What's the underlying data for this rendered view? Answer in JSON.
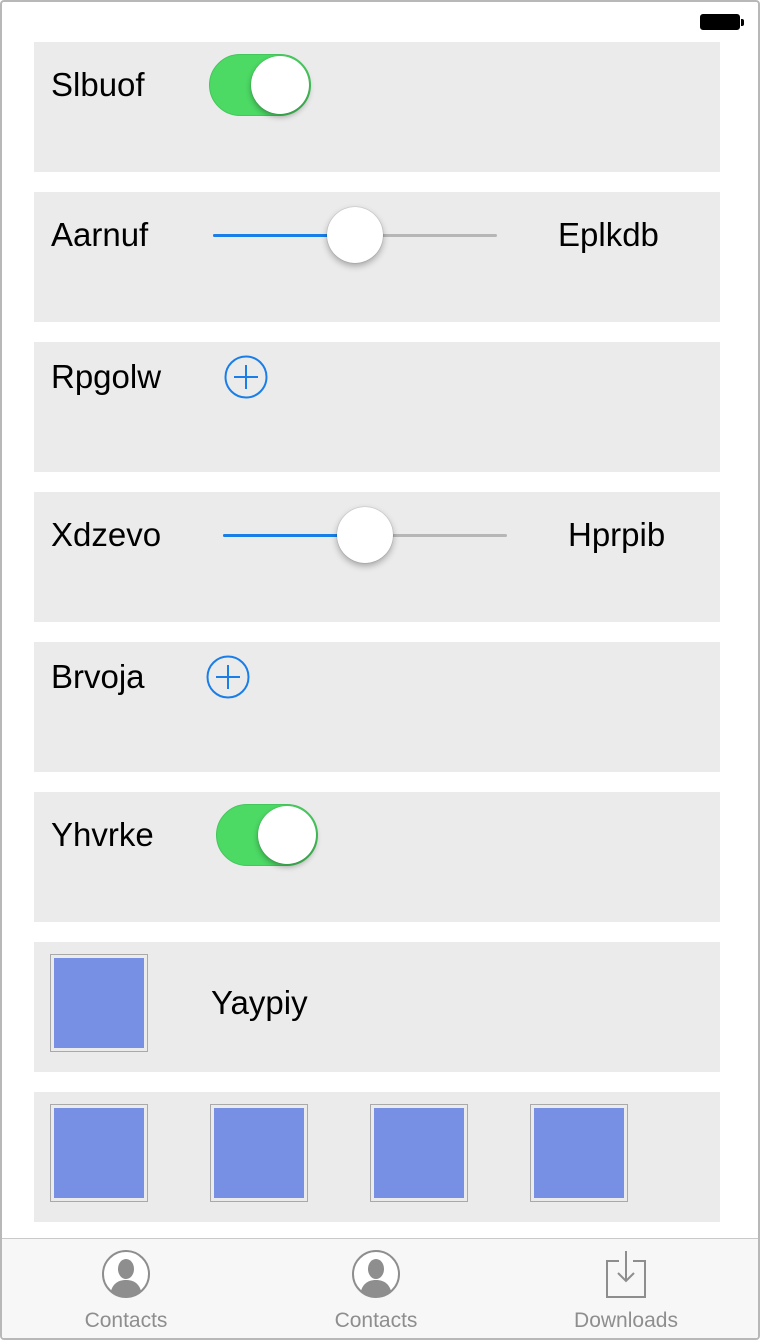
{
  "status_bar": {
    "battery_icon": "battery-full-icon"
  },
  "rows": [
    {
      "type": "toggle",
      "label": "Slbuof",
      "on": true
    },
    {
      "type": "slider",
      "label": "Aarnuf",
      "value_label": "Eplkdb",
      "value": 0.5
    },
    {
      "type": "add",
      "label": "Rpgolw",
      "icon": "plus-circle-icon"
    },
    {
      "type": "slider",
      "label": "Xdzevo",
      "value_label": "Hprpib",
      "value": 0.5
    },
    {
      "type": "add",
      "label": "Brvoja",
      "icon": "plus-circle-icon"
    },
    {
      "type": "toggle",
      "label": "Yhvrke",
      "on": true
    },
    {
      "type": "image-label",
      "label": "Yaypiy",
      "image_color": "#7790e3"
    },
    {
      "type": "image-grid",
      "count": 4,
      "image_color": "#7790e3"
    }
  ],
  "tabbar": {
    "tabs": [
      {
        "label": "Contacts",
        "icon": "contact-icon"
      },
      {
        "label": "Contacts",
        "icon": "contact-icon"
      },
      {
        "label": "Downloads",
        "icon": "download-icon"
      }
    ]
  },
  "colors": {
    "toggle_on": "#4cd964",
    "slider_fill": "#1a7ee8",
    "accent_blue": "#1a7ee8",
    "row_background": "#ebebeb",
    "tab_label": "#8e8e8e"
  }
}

----------

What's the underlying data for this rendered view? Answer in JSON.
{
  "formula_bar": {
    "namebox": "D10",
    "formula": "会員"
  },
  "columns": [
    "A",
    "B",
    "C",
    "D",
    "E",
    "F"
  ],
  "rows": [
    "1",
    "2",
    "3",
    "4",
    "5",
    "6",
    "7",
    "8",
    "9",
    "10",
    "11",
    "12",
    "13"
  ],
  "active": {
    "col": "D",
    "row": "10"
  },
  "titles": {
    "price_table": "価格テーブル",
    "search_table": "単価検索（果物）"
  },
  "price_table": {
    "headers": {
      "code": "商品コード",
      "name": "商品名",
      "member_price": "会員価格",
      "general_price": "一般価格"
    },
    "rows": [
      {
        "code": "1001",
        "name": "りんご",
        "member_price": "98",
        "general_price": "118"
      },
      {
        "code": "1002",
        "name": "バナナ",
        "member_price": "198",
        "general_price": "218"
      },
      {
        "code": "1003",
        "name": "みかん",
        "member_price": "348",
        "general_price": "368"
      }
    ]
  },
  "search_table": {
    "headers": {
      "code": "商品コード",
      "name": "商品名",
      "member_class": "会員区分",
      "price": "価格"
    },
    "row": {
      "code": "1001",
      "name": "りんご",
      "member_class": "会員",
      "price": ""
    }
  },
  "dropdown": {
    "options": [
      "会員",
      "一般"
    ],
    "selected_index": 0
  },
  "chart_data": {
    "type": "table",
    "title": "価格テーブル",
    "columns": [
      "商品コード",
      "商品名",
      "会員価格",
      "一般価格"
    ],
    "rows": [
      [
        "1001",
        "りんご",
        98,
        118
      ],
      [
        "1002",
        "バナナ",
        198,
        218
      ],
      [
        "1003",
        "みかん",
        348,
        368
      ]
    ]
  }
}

----------

■ What to work on
Show the lines of the records that contain the word "code".

■ Solved exercise
      "code": "商品コード",
        "code": "1001",
        "code": "1002",
        "code": "1003",
      "code": "商品コード",
      "code": "1001",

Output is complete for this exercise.